──────── SUPPLIED MATERIAL
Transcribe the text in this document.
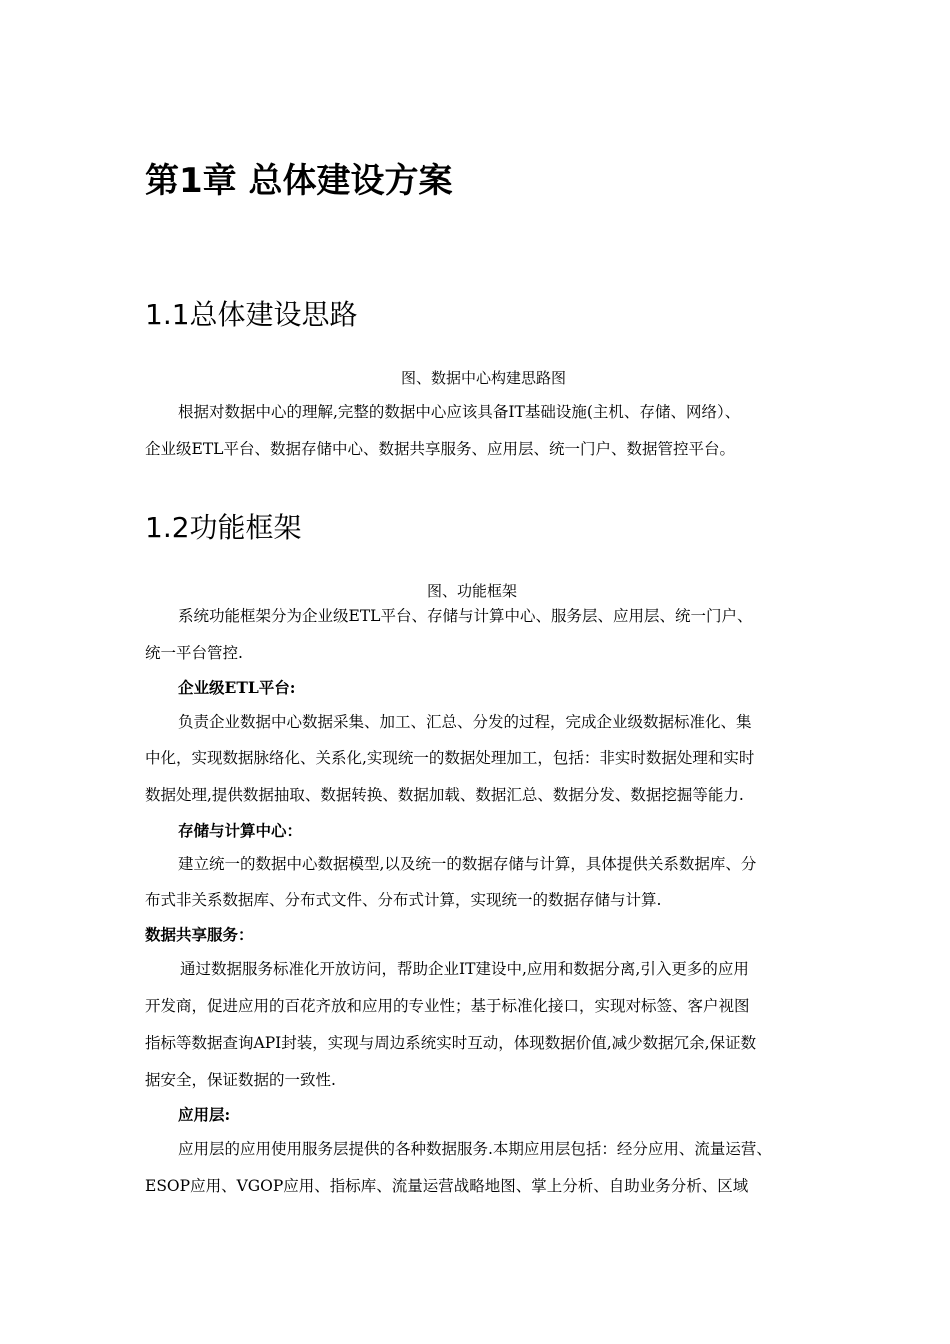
第1章 总体建设方案
1.1总体建设思路
图、数据中心构建思路图
根据对数据中心的理解,完整的数据中心应该具备IT基础设施(主机、存储、网络）、
企业级ETL平台、数据存储中心、数据共享服务、应用层、统一门户、数据管控平台。
1.2功能框架
图、功能框架
系统功能框架分为企业级ETL平台、存储与计算中心、服务层、应用层、统一门户、
统一平台管控.
企业级ETL平台:
负责企业数据中心数据采集、加工、汇总、分发的过程，完成企业级数据标准化、集
中化，实现数据脉络化、关系化,实现统一的数据处理加工，包括：非实时数据处理和实时
数据处理,提供数据抽取、数据转换、数据加载、数据汇总、数据分发、数据挖掘等能力.
存储与计算中心：
建立统一的数据中心数据模型,以及统一的数据存储与计算，具体提供关系数据库、分
布式非关系数据库、分布式文件、分布式计算，实现统一的数据存储与计算.
数据共享服务：
通过数据服务标准化开放访问，帮助企业IT建设中,应用和数据分离,引入更多的应用
开发商，促进应用的百花齐放和应用的专业性；基于标准化接口，实现对标签、客户视图
指标等数据查询API封装，实现与周边系统实时互动，体现数据价值,减少数据冗余,保证数
据安全，保证数据的一致性.
应用层:
应用层的应用使用服务层提供的各种数据服务.本期应用层包括：经分应用、流量运营、
ESOP应用、VGOP应用、指标库、流量运营战略地图、掌上分析、自助业务分析、区域
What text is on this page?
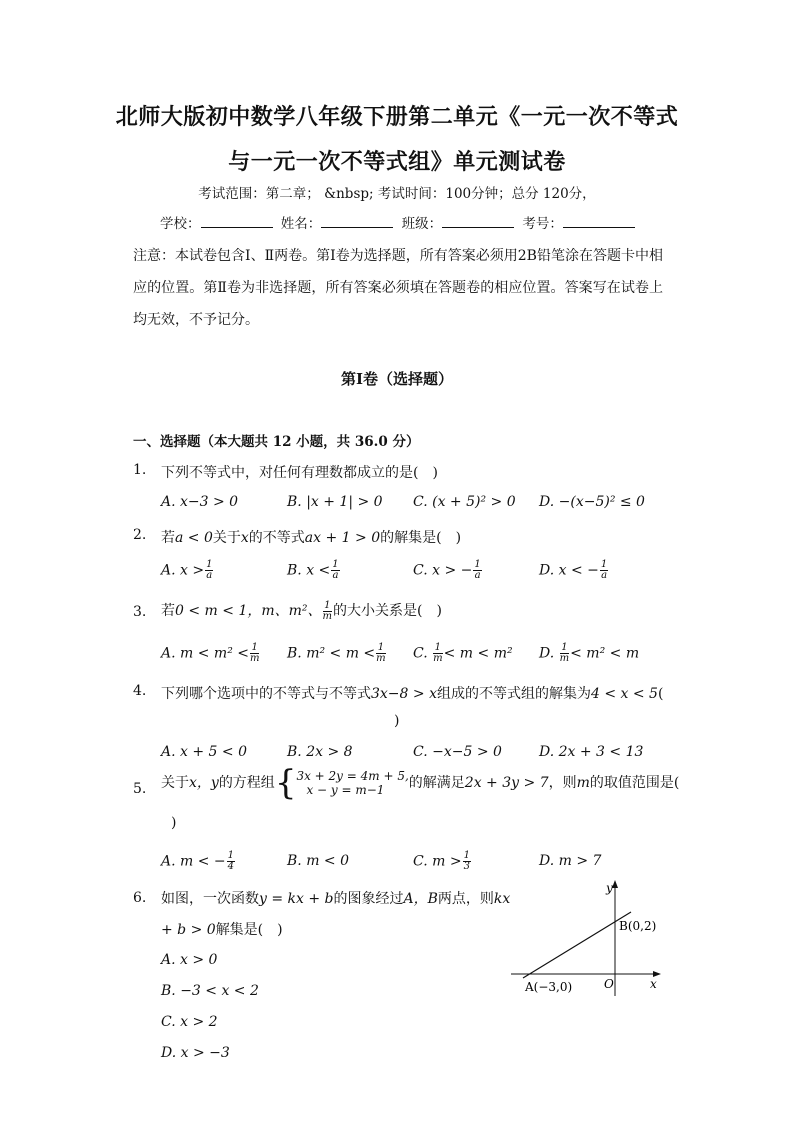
北师大版初中数学八年级下册第二单元《一元一次不等式
与一元一次不等式组》单元测试卷
考试范围：第二章； &nbsp; 考试时间：100分钟；总分 120分，
学校：	姓名：	班级：	考号：
注意：本试卷包含Ⅰ、Ⅱ两卷。第Ⅰ卷为选择题，所有答案必须用2B铅笔涂在答题卡中相应的位置。第Ⅱ卷为非选择题，所有答案必须填在答题卷的相应位置。答案写在试卷上均无效，不予记分。
第Ⅰ卷（选择题）
一、选择题（本大题共 12 小题，共 36.0 分）
1. 下列不等式中，对任何有理数都成立的是(　)
A. x−3 > 0	B. |x + 1| > 0 C. (x + 5)² > 0 D. −(x−5)² ≤ 0
2. 若a < 0关于x的不等式ax + 1 > 0的解集是(　)
A. $x > \frac{1}{a}$	B. $x < \frac{1}{a}$	C. x > − $\frac{1}{a}$	D. x < − $\frac{1}{a}$
3. 若0 < m < 1，m、m²、 $\frac{1}{m}$ 的大小关系是(　)
A. $m < m^2 < \frac{1}{m} B$. $m^2 < m < \frac{1}{m} C$. $\frac{1}{m} < m < m^2$ D. $\frac{1}{m} < m^2 < m$
4. 下列哪个选项中的不等式与不等式3x−8 > x组成的不等式组的解集为4 < x < 5(
)
A. x + 5 < 0	B. 2x > 8	C. −x−5 > 0	D. 2x + 3 < 13
5. 关于x，y的方程组{ 3x + 2y = 4m + 5,
x − y = m−1	的解满足2x + 3y > 7，则m的取值范围是(
)
A. m < − $\frac{1}{4}$	B. m < 0	C. $m > \frac{1}{3}$	D. m > 7
6. 如图，一次函数y = kx + b的图象经过A，B两点，则kx
+ b > 0解集是(　)
A. x > 0
B. −3 < x < 2
C. x > 2
D. x > −3
y
x
O
B(0,2)
A(−3,0)
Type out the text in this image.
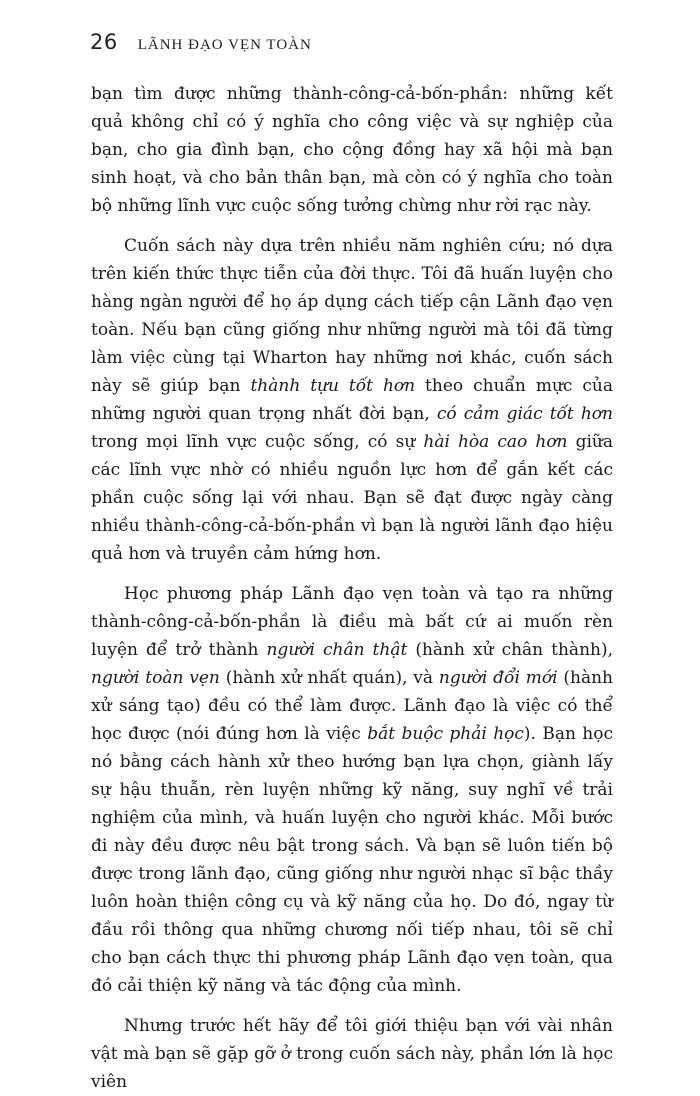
26 LÃNH ĐẠO VẸN TOÀN

bạn tìm được những thành-công-cả-bốn-phần: những kết quả không chỉ có ý nghĩa cho công việc và sự nghiệp của bạn, cho gia đình bạn, cho cộng đồng hay xã hội mà bạn sinh hoạt, và cho bản thân bạn, mà còn có ý nghĩa cho toàn bộ những lĩnh vực cuộc sống tưởng chừng như rời rạc này.

Cuốn sách này dựa trên nhiều năm nghiên cứu; nó dựa trên kiến thức thực tiễn của đời thực. Tôi đã huấn luyện cho hàng ngàn người để họ áp dụng cách tiếp cận Lãnh đạo vẹn toàn. Nếu bạn cũng giống như những người mà tôi đã từng làm việc cùng tại Wharton hay những nơi khác, cuốn sách này sẽ giúp bạn thành tựu tốt hơn theo chuẩn mực của những người quan trọng nhất đời bạn, có cảm giác tốt hơn trong mọi lĩnh vực cuộc sống, có sự hài hòa cao hơn giữa các lĩnh vực nhờ có nhiều nguồn lực hơn để gắn kết các phần cuộc sống lại với nhau. Bạn sẽ đạt được ngày càng nhiều thành-công-cả-bốn-phần vì bạn là người lãnh đạo hiệu quả hơn và truyền cảm hứng hơn.

Học phương pháp Lãnh đạo vẹn toàn và tạo ra những thành-công-cả-bốn-phần là điều mà bất cứ ai muốn rèn luyện để trở thành người chân thật (hành xử chân thành), người toàn vẹn (hành xử nhất quán), và người đổi mới (hành xử sáng tạo) đều có thể làm được. Lãnh đạo là việc có thể học được (nói đúng hơn là việc bắt buộc phải học). Bạn học nó bằng cách hành xử theo hướng bạn lựa chọn, giành lấy sự hậu thuẫn, rèn luyện những kỹ năng, suy nghĩ về trải nghiệm của mình, và huấn luyện cho người khác. Mỗi bước đi này đều được nêu bật trong sách. Và bạn sẽ luôn tiến bộ được trong lãnh đạo, cũng giống như người nhạc sĩ bậc thầy luôn hoàn thiện công cụ và kỹ năng của họ. Do đó, ngay từ đầu rồi thông qua những chương nối tiếp nhau, tôi sẽ chỉ cho bạn cách thực thi phương pháp Lãnh đạo vẹn toàn, qua đó cải thiện kỹ năng và tác động của mình.

Nhưng trước hết hãy để tôi giới thiệu bạn với vài nhân vật mà bạn sẽ gặp gỡ ở trong cuốn sách này, phần lớn là học viên
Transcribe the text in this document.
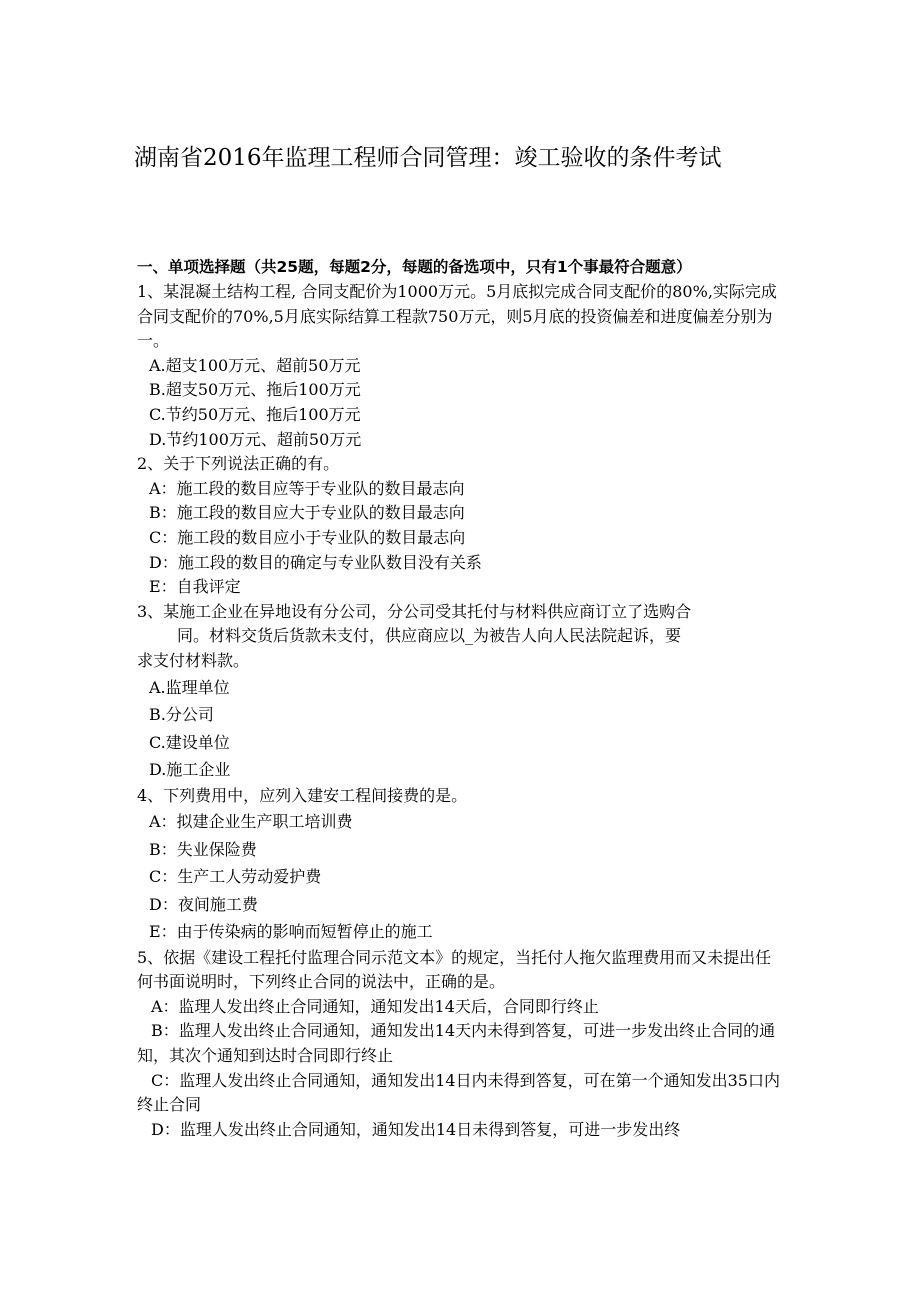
湖南省2016年监理工程师合同管理：竣工验收的条件考试
一、单项选择题（共25题，每题2分，每题的备选项中，只有1个事最符合题意）
1、某混凝土结构工程, 合同支配价为1000万元。5月底拟完成合同支配价的80%,实际完成合同支配价的70%,5月底实际结算工程款750万元，则5月底的投资偏差和进度偏差分别为一。
A.超支100万元、超前50万元
B.超支50万元、拖后100万元
C.节约50万元、拖后100万元
D.节约100万元、超前50万元
2、关于下列说法正确的有。
A：施工段的数目应等于专业队的数目最志向
B：施工段的数目应大于专业队的数目最志向
C：施工段的数目应小于专业队的数目最志向
D：施工段的数目的确定与专业队数目没有关系
E：自我评定
3、某施工企业在异地设有分公司，分公司受其托付与材料供应商订立了选购合
同。材料交货后货款未支付，供应商应以_为被告人向人民法院起诉，要
求支付材料款。
A.监理单位
B.分公司
C.建设单位
D.施工企业
4、下列费用中，应列入建安工程间接费的是。
A：拟建企业生产职工培训费
B：失业保险费
C：生产工人劳动爱护费
D：夜间施工费
E：由于传染病的影响而短暂停止的施工
5、依据《建设工程托付监理合同示范文本》的规定，当托付人拖欠监理费用而又未提出任何书面说明时，下列终止合同的说法中，正确的是。
A：监理人发出终止合同通知，通知发出14天后，合同即行终止
B：监理人发出终止合同通知，通知发出14天内未得到答复，可进一步发出终止合同的通知，其次个通知到达时合同即行终止
C：监理人发出终止合同通知，通知发出14日内未得到答复，可在第一个通知发出35口内终止合同
D：监理人发出终止合同通知，通知发出14日未得到答复，可进一步发出终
────────────────
● **PROBLEM REQUIREMENTS**
Copy all lines of the material above where the string "存储与计算中心" occurs.

● **SOLUTION BELOW**
系统功能框架分为企业级ETL平台、存储与计算中心、服务层、应用层、统一门户、
存储与计算中心：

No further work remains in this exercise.